** START Given entries **
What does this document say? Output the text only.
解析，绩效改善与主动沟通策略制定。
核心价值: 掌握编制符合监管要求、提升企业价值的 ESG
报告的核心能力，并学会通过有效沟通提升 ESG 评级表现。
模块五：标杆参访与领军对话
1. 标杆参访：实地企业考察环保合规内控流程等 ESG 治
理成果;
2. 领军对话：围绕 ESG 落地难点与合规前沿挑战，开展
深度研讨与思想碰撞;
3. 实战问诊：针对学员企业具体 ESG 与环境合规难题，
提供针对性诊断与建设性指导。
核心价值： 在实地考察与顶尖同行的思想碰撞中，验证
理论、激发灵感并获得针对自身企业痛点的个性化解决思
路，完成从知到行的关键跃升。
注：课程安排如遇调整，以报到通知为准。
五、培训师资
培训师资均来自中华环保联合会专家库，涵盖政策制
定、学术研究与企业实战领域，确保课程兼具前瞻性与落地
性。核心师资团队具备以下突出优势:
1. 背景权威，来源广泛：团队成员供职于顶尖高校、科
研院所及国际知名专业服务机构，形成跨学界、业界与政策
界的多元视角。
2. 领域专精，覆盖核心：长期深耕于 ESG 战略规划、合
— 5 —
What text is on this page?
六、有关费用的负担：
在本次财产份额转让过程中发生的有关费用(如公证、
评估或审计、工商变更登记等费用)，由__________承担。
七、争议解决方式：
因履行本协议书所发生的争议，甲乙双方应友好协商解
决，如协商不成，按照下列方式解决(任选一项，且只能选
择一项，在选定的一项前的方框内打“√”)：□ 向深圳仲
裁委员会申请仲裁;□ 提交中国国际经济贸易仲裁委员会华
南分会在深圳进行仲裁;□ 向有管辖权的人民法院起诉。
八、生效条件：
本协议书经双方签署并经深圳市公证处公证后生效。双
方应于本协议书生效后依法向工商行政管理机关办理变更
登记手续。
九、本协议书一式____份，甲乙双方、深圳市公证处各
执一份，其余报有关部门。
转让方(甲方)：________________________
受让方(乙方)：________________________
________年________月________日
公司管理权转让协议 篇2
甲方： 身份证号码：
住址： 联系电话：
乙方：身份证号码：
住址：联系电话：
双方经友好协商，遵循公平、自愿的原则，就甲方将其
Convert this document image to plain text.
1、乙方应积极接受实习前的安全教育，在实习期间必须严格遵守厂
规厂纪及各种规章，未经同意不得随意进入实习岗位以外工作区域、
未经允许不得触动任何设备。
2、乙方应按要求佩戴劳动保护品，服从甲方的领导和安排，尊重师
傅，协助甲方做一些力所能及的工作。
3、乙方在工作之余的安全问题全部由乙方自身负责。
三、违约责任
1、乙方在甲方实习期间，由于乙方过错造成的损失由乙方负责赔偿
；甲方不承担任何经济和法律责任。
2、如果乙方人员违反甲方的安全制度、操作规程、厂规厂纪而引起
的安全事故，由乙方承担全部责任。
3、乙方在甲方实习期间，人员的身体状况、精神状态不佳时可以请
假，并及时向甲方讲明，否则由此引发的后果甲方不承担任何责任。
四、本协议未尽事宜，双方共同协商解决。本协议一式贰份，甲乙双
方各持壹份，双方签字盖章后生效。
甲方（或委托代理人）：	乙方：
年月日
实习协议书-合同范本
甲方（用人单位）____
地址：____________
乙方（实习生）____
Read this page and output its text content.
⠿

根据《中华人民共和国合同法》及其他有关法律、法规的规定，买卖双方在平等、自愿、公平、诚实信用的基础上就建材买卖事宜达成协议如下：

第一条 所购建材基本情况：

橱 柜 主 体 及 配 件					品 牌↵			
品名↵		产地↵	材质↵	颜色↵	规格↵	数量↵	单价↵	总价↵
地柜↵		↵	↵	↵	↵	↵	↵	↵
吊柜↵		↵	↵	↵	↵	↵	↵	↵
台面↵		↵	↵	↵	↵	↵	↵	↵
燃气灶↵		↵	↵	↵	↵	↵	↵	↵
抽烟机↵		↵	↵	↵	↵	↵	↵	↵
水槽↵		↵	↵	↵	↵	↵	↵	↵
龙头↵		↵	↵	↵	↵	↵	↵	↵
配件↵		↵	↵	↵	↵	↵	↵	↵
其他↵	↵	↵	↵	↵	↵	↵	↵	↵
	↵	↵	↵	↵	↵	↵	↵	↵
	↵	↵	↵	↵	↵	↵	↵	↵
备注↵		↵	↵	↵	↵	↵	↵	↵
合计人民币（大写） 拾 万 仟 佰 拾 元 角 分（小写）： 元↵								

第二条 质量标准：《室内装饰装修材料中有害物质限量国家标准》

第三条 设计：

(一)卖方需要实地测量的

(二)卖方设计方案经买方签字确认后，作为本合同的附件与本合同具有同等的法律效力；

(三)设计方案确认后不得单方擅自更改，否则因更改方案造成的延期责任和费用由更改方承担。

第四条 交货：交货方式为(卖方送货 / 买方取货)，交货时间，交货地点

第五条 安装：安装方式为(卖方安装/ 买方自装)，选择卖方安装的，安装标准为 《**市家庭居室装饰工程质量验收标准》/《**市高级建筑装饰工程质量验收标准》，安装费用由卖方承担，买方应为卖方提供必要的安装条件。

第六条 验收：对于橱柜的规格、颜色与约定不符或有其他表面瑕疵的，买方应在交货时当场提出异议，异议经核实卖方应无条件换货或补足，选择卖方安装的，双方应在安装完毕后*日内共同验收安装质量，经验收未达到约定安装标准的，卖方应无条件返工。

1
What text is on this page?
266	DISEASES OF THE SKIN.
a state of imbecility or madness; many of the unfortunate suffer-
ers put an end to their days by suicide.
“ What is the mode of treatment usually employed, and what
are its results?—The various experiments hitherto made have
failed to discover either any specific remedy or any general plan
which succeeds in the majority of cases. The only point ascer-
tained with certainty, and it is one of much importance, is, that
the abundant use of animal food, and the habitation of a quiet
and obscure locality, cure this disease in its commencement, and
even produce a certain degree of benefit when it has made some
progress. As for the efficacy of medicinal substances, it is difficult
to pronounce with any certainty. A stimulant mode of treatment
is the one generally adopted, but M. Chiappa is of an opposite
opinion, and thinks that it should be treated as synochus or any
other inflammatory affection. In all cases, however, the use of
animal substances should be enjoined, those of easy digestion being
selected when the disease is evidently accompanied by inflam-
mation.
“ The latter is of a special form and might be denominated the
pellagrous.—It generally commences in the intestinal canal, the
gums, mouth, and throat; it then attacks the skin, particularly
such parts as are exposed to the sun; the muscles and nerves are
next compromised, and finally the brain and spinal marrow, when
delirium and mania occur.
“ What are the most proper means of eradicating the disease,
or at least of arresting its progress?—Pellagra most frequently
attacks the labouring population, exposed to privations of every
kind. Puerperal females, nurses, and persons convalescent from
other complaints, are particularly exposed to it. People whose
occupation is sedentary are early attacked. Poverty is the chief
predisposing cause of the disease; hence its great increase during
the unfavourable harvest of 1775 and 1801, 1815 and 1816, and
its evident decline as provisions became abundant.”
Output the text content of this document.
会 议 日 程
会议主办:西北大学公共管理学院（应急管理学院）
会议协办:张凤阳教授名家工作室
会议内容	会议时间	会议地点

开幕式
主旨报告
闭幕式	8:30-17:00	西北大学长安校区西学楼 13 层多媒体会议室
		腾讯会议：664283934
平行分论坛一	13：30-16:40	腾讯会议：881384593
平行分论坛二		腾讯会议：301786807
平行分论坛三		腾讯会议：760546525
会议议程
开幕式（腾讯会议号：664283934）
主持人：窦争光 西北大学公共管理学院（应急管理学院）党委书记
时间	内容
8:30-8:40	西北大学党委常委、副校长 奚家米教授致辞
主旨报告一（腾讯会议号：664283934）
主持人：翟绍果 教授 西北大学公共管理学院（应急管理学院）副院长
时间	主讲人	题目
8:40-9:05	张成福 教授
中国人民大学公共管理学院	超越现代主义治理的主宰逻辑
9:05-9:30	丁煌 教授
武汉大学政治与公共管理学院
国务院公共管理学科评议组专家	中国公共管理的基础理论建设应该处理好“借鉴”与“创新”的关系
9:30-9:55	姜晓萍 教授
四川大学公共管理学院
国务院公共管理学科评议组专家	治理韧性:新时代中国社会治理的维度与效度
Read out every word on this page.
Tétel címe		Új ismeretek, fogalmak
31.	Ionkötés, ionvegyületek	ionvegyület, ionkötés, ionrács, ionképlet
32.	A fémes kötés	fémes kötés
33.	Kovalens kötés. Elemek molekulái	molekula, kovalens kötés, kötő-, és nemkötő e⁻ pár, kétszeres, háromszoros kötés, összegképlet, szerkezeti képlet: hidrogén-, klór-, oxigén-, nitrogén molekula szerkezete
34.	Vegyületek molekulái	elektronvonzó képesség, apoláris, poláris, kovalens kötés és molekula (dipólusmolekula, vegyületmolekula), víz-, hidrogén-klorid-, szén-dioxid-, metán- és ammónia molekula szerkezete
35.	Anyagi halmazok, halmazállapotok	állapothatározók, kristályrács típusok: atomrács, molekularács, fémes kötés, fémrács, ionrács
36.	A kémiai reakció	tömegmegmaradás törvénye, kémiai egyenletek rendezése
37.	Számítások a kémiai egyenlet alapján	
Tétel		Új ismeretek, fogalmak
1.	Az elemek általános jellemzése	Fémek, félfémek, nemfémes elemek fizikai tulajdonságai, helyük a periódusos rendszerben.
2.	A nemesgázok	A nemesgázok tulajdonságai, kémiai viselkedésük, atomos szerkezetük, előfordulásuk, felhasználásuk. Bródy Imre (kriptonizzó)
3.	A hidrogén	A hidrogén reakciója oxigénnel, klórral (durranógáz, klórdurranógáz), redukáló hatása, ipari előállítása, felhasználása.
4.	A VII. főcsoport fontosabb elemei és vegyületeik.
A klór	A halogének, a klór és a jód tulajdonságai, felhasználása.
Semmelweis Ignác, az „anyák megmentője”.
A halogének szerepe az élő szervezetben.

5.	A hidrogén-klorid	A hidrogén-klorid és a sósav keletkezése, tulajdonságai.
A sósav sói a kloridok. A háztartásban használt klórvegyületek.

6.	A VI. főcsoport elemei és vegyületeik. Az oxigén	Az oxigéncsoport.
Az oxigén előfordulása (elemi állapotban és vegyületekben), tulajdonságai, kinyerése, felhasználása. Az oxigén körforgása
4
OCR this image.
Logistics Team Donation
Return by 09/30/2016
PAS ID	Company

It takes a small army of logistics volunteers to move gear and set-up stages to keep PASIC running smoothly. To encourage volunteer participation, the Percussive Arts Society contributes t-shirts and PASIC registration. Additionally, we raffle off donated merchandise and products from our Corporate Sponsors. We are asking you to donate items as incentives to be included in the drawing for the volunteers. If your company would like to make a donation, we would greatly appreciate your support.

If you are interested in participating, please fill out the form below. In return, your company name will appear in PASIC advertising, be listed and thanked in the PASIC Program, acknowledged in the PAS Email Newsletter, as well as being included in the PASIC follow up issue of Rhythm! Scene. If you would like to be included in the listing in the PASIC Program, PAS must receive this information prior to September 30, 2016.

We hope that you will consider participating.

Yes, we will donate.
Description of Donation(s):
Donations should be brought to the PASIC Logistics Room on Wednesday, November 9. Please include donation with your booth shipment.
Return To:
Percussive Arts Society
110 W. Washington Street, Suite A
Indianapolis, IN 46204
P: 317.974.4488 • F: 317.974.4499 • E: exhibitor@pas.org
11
** END Given entries **
- Work instructions
Wherever the word "certainty" occurs in a line of the listing, copy that line.

- Task solution
tained with certainty, and it is one of much importance, is, that
to pronounce with any certainty. A stimulant mode of treatment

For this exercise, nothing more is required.